# [SELECTED EXTRACT]
....................
Blair, P. J. White, J., concurs; Walker, J., absent.

OPINION
BLAIR

In the Circuit Court of Bates County, George Kowertz was convicted of first degree robbery by means of a dangerous and deadly weapon, for which the jury assessed his punishment at imprisonment in the penitentiary for twenty years. Under th provisions of Laws of 1927, page 173, the trial court thereupon increased his punishment by imposing imprisonment for two years in addition to that assessed by the jury. From the judgment thus rendered, an appeal was granted to this court. Appellant has not furnished us with a brief.

The State's evidence tended to prove the following facts:

The Ballard Banking Company, a banking corporation of Ballard, in Bates County, was entered by appellant and a companion shortly before closing time on November 22, 1928. By means of the fear engendered by their display of revolvers or pistols, these men took from said bank and from Jacob Kedigh and Ray Winegarden, cashier and assistant cashier, respectively, in custody of said bank, about a thousand dollars in money. The robbers then tied the bank officials together and departed in a Hudson automobile, carrying the stolen money in a handbag.

Within about an hour afterwards and near Drexel in the same county and about thirty miles west and north of Ballard, Dr. Fletcher had stopped his automobile by the roadside and was seated therein. He had his shotgun with him and was looking over the surface of a lake or pond near the roadside to see if any ducks were on the water. Two men in a Hudson automobile, driving from the direction of Ballard and answering the general description of the men who robbed the Ballard bank, drove up behind him. They immediately got out and approached Dr. Fletcher's automobile and, by a display of deadly weapons, compelled him to drive them in his automobile toward Kansas City. After proceeding a mile or so, Dr. Fletcher saw that an automobile containing several men would meet his automobile approximately at the ford of a muddy creek or branch and suddenly ditched or mired his automobile so as to make it impossible for either automobile to proceed. After inflicting certain bodily injuries on Dr. Fletcher by way of retaliation or punishment, the two men got out of his automobile, taking the handbag, their own weapons and Dr. Fletcher's shotgun. After threatening the occupants of the second automobile, these men commandeered said automobile and drove the same toward Kansas City and escaped.
....................
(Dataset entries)
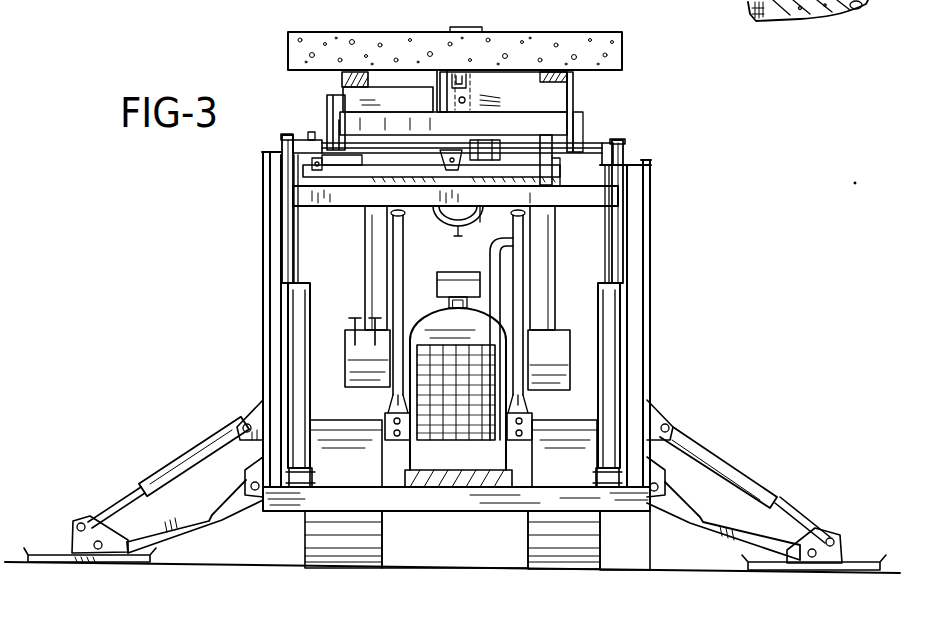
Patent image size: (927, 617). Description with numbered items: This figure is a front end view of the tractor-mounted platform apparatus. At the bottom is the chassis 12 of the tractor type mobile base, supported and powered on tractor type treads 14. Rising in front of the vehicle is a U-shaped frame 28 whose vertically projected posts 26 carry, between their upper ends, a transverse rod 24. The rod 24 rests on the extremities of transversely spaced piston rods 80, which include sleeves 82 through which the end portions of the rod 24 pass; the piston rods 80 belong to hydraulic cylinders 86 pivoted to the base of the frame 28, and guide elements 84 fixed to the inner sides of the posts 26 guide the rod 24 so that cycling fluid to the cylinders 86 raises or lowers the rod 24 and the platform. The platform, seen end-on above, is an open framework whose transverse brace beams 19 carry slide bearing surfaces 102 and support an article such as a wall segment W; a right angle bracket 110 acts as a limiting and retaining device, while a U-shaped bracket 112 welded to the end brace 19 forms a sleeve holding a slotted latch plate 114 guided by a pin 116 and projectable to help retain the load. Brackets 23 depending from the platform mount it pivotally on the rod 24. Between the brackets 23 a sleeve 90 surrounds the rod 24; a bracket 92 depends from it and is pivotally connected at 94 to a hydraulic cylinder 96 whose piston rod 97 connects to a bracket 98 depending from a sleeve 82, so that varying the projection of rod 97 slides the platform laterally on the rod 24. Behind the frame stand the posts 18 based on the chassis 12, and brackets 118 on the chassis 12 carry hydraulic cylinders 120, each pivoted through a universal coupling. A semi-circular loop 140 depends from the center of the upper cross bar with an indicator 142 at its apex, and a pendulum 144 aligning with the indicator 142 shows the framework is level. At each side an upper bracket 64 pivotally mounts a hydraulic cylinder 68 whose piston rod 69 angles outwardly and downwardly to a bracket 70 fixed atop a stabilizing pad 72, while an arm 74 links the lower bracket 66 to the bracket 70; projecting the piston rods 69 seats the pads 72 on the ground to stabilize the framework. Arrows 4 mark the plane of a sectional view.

The workpiece slab W is at (373, 33).
The right angle bracket 110 is at (466, 27).
The slide bearing surfaces 102 is at (340, 78).
The brace beams 19 is at (390, 88).
The U-shaped bracket 112 is at (442, 80).
The pin 116 is at (485, 100).
The slotted latch plate 114 is at (470, 80).
The brackets 23 is at (337, 135).
The bracket 98 is at (290, 162).
The hydraulic cylinder 96 is at (420, 167).
The pivotal connection 94 is at (458, 166).
The bracket 92 is at (505, 186).
The sleeve 90 is at (548, 172).
The rod 24 is at (587, 197).
The semi-circular loop 140 is at (482, 212).
The posts 26 is at (270, 258).
The sleeves 82 is at (308, 138).
The guide elements 84 is at (290, 216).
The piston rods 80 is at (290, 288).
The hydraulic cylinders 86 is at (295, 338).
The piston rod 97 is at (338, 165).
The posts 18 is at (368, 245).
The hydraulic cylinder 120 is at (393, 278).
The bracket 118 is at (385, 405).
The pendulum 144 is at (450, 221).
The chassis 12 is at (426, 312).
The indicator 142 is at (463, 270).
The treads 14 is at (380, 538).
The U-shaped frame 28 is at (480, 515).
The section line 4- 4 is at (626, 531).
The upper bracket 64 is at (255, 405).
The hydraulic cylinder 68 is at (200, 445).
The piston rod 69 is at (118, 505).
The bracket 70 is at (95, 522).
The stabilizing pad 72 is at (48, 555).
The lower bracket 66 is at (245, 474).
The arm 74 is at (173, 532).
....................
# [EXERCISE TASKS]
A - Answer these questions using the court opinion on the Ballard bank robbery:
(i) What punishment did the jury assess?
(ii) About how much money was taken from the bank?
(iii) What was Dr. Fletcher checking the lake or pond for?
B - Repeat the passage of the court opinion on the Ballard bank robbery starting at "The State's evidence" and ending at "in a handbag.".
C - Proceed with the court opinion on the Ballard bank robbery, picking up after its last sentence.

# [RESPONSE LIST]
A -
(i) Imprisonment in the penitentiary for twenty years.
(ii) About a thousand dollars.
(iii) To see if any ducks were on the water.

B -
The State's evidence tended to prove the following facts:

The Ballard Banking Company, a banking corporation of Ballard, in Bates County, was entered by appellant and a companion shortly before closing time on November 22, 1928. By means of the fear engendered by their display of revolvers or pistols, these men took from said bank and from Jacob Kedigh and Ray Winegarden, cashier and assistant cashier, respectively, in custody of said bank, about a thousand dollars in money. The robbers then tied the bank officials together and departed in a Hudson automobile, carrying the stolen money in a handbag.

C -
One week later appellant and one Seeton were arrested while they were in bed together in a rooming house in Kansas City. Appellant was identified at the trial by Kedigh and Winegarden as one of the men who entered the bank and robbed it. Dr. Fletcher identified him as one of the men who seized him and his automobile and attempted to compel him to drive them to Kansas City. Dr. Fletcher also identified a shotgun produced at the trial as the shotgun taken from him by these men. The barrel had been sawed off since it was taken from him. It was not shown that appellant was in possession of the gun at the time of his arrest or at any time other than when it was taken from Dr. Fletcher's automobile.

Testifying in his own behalf, appellant said that he was a graduate physician. He denied participation in the robbery of the bank at Ballard, and said he was in Kansas City on the day it occurred. It appeared from the testimony of appellant's wife that he had served a term in the Federal prison at Leavenworth, Kansas. The nature of his offense was not shown.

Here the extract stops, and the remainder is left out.